Instructions to follow ▸
Return every line of the records that contains the string "axis", matching case exactly.

Records shown ▸
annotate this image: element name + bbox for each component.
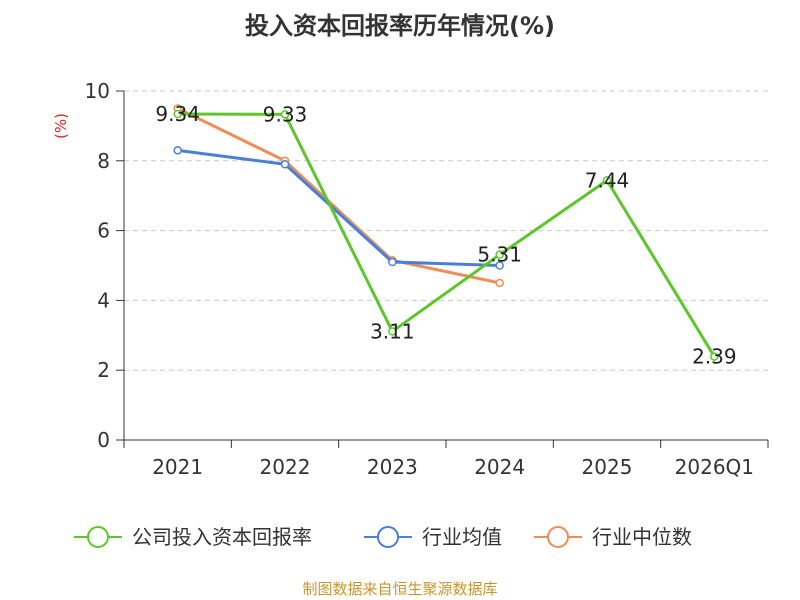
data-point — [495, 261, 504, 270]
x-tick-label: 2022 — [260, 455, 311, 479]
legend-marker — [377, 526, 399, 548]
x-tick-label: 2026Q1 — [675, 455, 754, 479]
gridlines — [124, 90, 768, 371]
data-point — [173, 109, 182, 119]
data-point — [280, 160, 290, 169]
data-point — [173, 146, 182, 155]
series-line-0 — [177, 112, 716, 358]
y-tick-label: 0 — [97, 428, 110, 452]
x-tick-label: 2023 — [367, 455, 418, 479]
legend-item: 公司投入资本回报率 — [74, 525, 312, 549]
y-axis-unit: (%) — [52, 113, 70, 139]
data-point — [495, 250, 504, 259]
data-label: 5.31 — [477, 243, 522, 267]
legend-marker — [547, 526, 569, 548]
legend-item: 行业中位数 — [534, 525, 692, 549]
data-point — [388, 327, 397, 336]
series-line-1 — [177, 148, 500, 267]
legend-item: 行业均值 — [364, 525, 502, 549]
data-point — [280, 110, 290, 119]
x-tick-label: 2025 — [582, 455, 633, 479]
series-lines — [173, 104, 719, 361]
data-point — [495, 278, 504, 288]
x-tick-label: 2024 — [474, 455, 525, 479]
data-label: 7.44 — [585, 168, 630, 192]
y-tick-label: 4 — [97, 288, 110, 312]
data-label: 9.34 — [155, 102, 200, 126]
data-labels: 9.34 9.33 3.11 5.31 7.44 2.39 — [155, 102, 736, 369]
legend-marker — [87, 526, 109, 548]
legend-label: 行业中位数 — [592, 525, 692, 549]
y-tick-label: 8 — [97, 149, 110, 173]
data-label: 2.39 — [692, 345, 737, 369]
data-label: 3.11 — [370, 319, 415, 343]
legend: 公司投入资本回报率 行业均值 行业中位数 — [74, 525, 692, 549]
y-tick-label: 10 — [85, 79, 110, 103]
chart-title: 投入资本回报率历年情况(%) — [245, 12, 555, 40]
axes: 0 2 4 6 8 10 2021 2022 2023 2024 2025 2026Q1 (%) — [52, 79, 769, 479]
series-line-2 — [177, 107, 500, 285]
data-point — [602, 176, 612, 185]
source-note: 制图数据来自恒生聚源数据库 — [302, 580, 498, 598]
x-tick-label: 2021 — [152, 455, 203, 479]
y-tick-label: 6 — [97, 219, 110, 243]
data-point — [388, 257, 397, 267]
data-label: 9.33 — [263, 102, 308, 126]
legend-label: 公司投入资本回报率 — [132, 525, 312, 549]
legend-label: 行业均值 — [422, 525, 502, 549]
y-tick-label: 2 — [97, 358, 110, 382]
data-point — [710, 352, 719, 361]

* * *

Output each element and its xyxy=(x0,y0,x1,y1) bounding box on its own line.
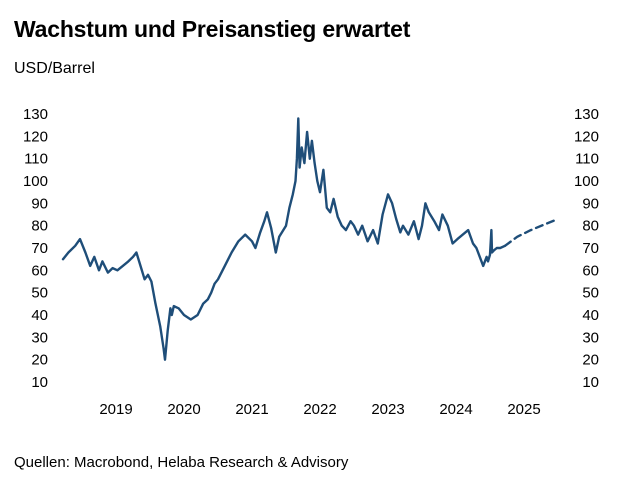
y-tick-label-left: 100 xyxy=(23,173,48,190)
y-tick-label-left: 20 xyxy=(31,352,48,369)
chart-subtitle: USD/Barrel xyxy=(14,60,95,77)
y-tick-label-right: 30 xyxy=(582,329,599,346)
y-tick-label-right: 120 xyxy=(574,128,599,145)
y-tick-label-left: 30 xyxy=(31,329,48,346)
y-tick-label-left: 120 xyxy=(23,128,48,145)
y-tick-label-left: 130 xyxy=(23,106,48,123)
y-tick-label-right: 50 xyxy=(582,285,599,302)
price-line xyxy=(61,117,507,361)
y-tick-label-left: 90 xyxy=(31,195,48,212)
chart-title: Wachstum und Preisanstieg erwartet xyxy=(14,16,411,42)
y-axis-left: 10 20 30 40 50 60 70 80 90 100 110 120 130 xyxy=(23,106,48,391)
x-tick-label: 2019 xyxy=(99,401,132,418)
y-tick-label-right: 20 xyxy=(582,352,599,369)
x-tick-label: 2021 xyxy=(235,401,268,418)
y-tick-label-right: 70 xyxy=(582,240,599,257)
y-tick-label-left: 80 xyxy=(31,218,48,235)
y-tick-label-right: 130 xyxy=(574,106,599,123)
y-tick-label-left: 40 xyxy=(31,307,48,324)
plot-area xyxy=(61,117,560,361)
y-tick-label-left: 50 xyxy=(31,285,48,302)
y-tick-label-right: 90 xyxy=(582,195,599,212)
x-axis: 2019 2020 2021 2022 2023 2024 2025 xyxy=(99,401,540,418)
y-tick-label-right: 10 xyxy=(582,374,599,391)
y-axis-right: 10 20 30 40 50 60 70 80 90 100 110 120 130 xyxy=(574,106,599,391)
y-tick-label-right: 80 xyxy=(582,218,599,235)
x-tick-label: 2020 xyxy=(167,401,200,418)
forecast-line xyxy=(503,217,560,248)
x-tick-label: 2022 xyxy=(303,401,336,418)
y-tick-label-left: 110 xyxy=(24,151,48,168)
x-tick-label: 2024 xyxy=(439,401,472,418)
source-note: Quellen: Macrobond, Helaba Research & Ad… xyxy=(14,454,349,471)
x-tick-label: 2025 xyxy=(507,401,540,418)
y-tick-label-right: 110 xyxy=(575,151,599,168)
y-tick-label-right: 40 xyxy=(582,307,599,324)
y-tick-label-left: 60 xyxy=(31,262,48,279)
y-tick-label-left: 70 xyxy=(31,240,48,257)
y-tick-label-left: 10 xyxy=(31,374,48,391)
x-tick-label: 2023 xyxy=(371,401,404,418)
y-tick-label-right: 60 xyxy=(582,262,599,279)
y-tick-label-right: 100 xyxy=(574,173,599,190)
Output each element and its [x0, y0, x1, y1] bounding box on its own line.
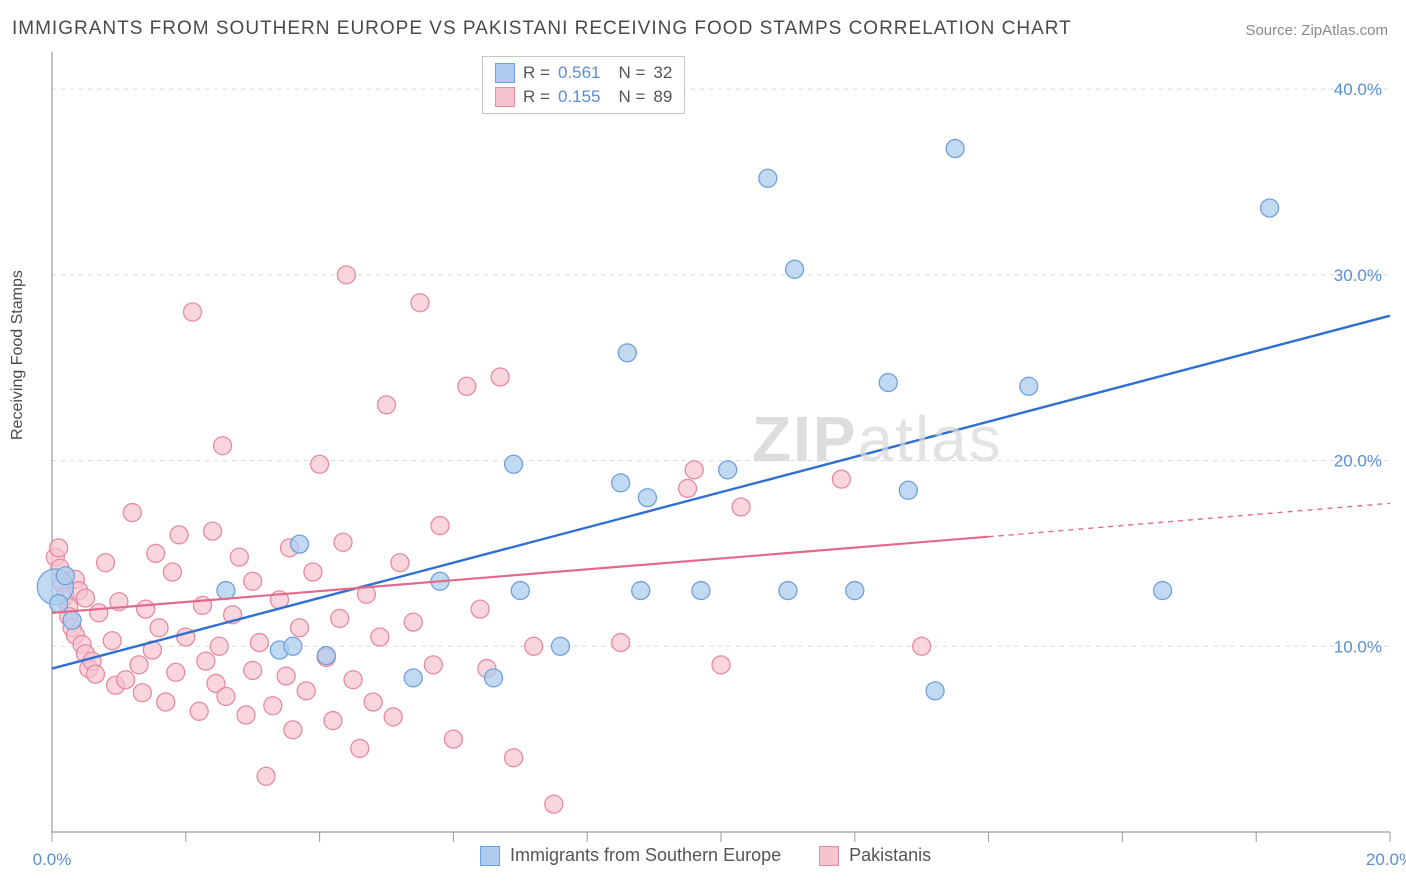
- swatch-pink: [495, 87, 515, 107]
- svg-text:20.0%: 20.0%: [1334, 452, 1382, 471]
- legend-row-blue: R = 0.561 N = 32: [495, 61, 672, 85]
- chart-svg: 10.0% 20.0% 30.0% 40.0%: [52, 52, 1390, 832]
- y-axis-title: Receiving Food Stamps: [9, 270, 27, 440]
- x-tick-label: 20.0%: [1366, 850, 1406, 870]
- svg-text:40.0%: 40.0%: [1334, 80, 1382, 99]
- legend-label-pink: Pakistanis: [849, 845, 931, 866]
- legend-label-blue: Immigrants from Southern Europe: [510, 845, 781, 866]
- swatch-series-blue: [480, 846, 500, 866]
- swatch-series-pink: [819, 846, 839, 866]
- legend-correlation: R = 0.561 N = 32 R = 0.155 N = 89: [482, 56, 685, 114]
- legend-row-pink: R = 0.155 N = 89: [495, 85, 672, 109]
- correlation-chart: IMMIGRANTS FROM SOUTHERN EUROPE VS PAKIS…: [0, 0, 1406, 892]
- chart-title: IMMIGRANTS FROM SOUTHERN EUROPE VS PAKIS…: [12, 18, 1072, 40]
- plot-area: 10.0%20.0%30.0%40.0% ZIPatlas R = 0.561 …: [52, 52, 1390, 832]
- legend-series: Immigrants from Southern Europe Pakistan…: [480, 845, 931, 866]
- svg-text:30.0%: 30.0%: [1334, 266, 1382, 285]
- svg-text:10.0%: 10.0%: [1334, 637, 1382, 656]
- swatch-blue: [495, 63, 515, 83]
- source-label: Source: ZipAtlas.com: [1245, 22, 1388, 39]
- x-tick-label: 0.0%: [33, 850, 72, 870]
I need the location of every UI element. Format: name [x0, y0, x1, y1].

Result below ▸
y-axis-unit: (%) — [52, 113, 70, 139]
y-axis-left: 10 20 30 40 50 60 70 80 90 100 110 120 130 xyxy=(23,106,48,391)
x-axis: 2019 2020 2021 2022 2023 2024 2025 xyxy=(99,401,540,418)
y-axis-right: 10 20 30 40 50 60 70 80 90 100 110 120 130 xyxy=(574,106,599,391)
- y-axis-title: Receiving Food Stamps: [9, 270, 27, 440]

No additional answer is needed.